DESCRIPTION OF THE TASK:
Copy each line where the word "решение" occurs.

-- begin DATA SECTION --

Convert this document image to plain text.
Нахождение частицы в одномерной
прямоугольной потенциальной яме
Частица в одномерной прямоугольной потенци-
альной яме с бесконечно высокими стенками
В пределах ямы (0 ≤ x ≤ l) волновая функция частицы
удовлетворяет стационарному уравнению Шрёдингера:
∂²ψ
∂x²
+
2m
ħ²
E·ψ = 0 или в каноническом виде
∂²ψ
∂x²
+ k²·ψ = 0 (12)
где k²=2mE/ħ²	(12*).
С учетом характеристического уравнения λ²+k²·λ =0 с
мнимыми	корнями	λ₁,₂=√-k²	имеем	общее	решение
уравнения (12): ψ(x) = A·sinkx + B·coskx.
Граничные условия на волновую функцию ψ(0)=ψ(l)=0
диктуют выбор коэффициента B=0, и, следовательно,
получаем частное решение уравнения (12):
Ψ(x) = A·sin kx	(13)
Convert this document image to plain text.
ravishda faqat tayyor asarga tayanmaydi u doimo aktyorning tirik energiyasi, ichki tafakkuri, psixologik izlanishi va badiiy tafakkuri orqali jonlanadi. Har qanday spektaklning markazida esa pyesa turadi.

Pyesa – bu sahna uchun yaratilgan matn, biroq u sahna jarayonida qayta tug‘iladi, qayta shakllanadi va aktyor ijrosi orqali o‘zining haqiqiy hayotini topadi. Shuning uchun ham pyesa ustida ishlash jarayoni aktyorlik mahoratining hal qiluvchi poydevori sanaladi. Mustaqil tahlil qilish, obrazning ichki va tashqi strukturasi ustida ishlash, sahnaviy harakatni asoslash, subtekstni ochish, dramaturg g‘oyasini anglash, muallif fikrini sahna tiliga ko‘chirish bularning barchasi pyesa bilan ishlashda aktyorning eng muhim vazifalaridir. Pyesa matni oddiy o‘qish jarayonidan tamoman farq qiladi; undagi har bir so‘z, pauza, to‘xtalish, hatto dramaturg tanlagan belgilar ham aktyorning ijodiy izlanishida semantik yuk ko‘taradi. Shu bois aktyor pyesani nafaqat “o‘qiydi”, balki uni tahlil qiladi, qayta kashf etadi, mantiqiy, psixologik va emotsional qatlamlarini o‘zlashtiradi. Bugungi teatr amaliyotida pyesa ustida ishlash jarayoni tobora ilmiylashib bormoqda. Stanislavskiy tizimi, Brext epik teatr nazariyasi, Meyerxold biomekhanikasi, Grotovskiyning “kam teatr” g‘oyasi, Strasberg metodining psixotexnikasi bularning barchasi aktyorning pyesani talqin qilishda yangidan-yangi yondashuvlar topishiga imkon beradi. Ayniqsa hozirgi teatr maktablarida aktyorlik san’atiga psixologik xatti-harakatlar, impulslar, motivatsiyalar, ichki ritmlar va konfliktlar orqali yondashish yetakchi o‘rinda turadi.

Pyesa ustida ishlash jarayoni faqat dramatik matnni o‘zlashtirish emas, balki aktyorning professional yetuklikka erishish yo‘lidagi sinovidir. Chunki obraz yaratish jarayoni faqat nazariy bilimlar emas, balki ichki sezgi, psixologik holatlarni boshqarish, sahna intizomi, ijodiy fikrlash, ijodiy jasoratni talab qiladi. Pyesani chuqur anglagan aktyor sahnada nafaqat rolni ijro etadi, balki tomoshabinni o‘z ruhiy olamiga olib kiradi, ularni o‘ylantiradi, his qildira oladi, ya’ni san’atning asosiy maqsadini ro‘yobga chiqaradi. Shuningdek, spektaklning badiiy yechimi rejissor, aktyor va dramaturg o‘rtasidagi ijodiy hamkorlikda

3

-- end DATA SECTION --

EXERCISE ANSWER:
мнимыми	корнями	λ₁,₂=√-k²	имеем	общее	решение
получаем частное решение уравнения (12):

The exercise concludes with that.